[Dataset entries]
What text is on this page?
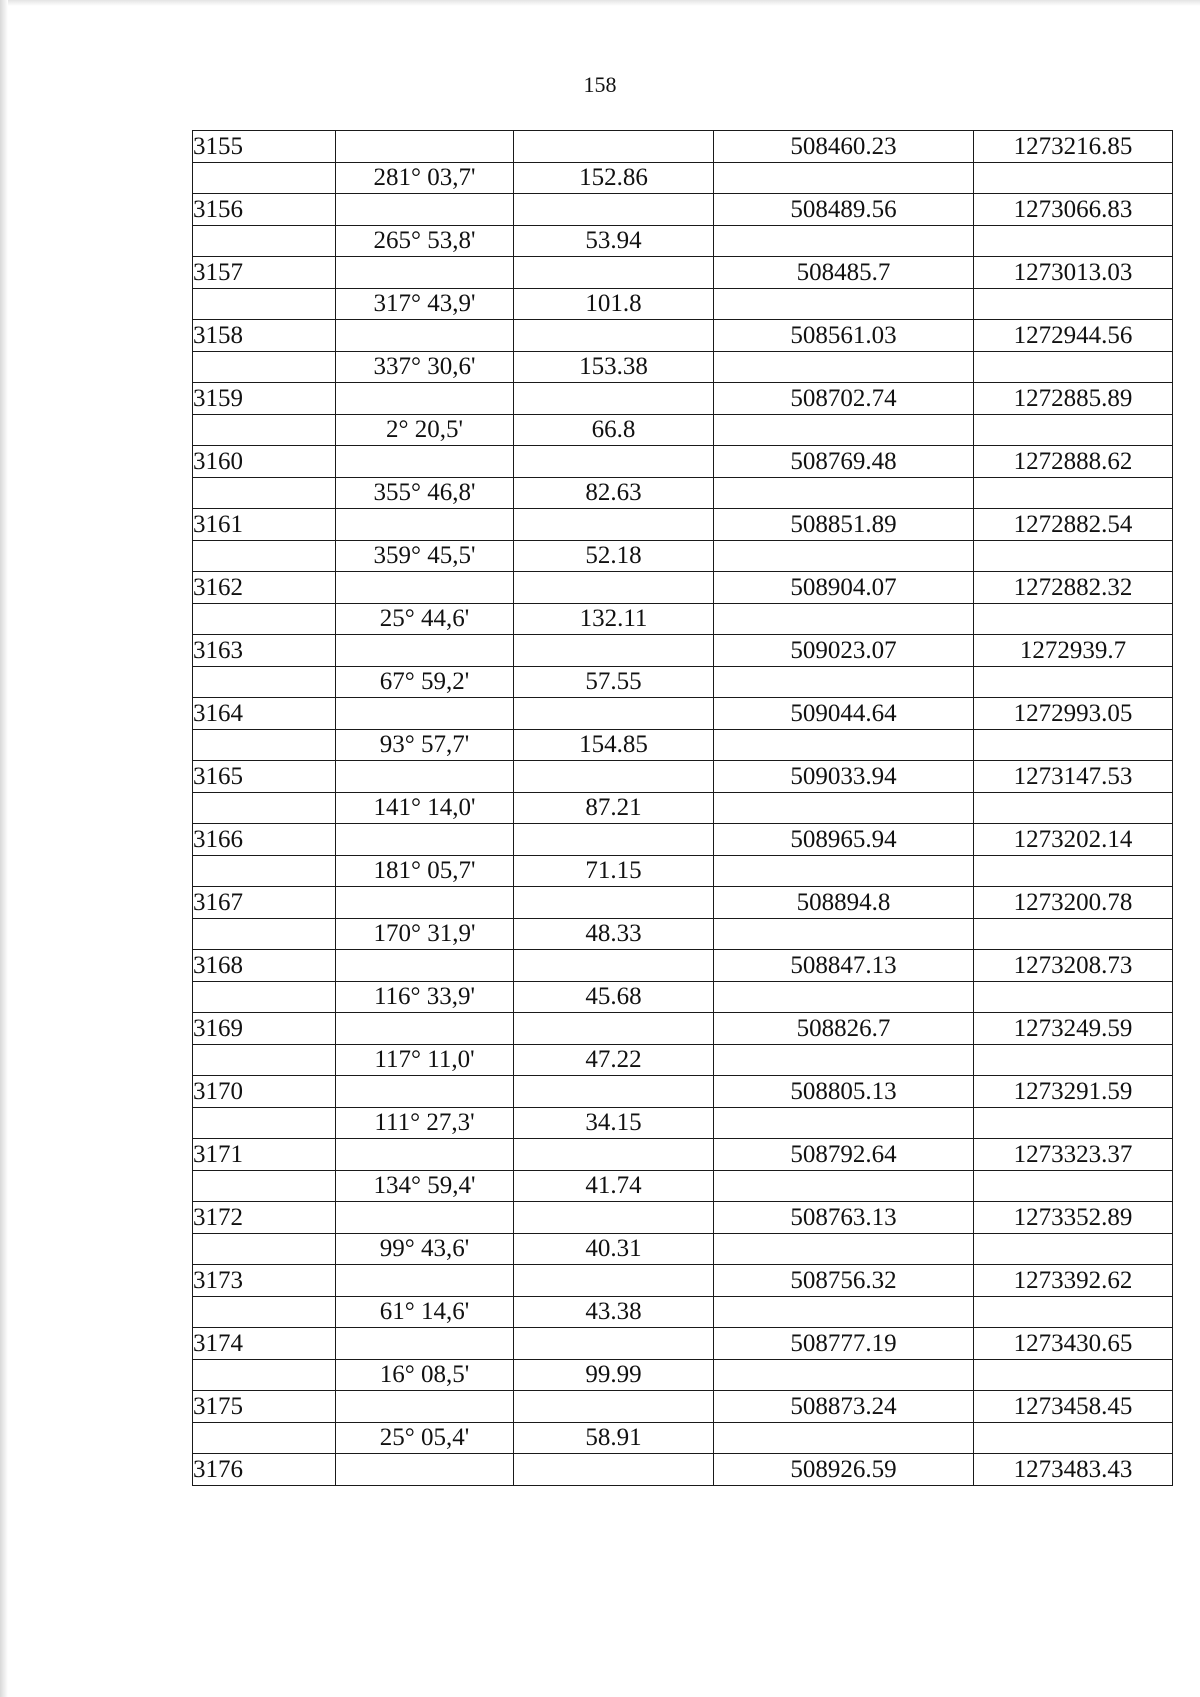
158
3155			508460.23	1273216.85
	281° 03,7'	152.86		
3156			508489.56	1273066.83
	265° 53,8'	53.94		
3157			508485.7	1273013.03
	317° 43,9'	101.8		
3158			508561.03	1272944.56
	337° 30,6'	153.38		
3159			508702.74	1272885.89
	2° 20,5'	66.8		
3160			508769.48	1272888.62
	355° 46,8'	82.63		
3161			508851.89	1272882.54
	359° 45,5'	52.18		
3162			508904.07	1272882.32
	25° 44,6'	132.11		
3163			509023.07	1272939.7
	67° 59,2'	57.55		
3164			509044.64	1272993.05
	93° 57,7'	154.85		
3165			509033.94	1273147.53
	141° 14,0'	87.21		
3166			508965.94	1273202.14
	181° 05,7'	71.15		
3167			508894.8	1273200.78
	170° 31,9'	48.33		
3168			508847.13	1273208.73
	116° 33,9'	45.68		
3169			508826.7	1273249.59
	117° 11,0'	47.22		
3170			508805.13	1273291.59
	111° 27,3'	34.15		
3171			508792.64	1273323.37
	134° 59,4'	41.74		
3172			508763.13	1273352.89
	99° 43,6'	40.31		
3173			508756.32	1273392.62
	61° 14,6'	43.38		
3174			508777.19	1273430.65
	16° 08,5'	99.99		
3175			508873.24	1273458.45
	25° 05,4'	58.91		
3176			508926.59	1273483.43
---
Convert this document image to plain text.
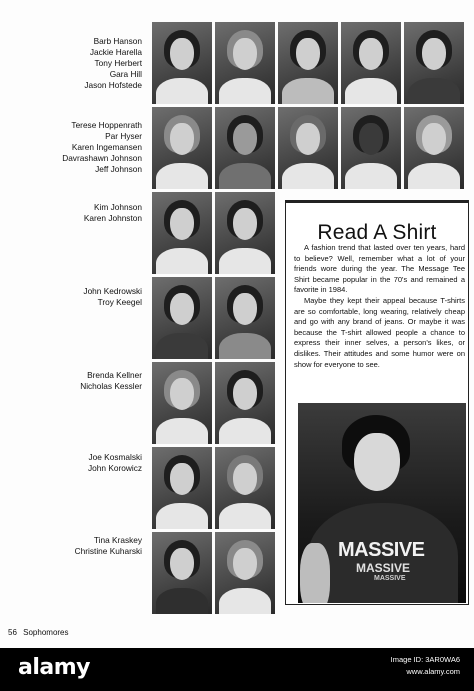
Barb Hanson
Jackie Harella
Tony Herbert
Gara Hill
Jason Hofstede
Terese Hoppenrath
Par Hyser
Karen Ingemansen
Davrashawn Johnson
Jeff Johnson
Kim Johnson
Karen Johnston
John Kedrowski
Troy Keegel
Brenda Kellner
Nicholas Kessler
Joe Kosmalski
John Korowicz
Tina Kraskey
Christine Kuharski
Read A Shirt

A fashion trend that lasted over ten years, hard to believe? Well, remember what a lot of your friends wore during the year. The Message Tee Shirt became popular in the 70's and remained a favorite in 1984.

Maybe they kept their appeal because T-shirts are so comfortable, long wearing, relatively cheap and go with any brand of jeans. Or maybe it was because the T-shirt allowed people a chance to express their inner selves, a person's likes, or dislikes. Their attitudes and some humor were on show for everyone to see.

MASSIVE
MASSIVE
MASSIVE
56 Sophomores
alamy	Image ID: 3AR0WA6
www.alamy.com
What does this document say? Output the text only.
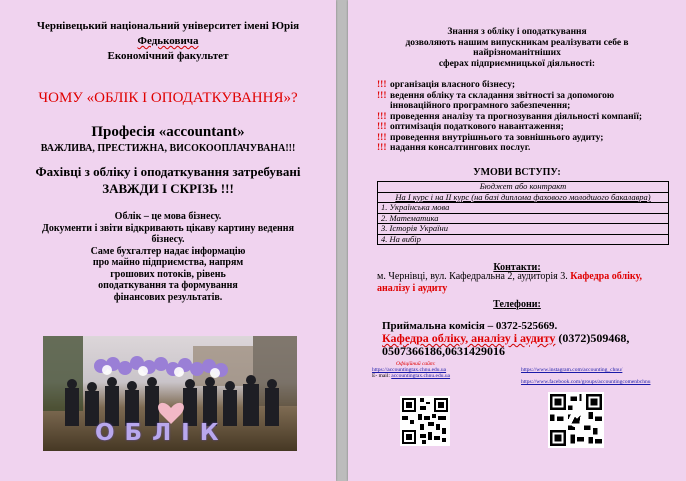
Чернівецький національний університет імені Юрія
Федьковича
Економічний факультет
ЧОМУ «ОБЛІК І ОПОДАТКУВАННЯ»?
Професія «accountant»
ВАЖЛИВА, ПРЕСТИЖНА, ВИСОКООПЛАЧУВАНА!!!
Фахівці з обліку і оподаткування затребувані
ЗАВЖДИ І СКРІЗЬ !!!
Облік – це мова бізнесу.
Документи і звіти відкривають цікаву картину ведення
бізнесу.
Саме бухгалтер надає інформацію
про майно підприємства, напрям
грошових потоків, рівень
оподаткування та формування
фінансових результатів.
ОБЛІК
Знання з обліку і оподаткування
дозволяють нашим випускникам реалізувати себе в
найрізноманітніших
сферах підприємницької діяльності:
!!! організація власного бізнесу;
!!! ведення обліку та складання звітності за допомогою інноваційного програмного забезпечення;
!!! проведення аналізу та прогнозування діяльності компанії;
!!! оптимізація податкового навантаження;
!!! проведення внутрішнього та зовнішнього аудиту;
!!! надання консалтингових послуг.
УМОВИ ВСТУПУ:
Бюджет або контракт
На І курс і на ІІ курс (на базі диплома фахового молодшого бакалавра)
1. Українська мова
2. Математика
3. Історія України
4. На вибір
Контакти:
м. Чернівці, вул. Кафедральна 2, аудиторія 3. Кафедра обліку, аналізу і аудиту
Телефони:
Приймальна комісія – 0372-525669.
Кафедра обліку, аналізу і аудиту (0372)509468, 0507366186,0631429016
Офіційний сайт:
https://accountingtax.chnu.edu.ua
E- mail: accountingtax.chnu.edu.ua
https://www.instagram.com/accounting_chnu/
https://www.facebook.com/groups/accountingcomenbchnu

WORK REQUIRED: From the entries, report each line that includes the word "проведення".

ANSWER:
!!! проведення аналізу та прогнозування діяльності компанії;
!!! проведення внутрішнього та зовнішнього аудиту;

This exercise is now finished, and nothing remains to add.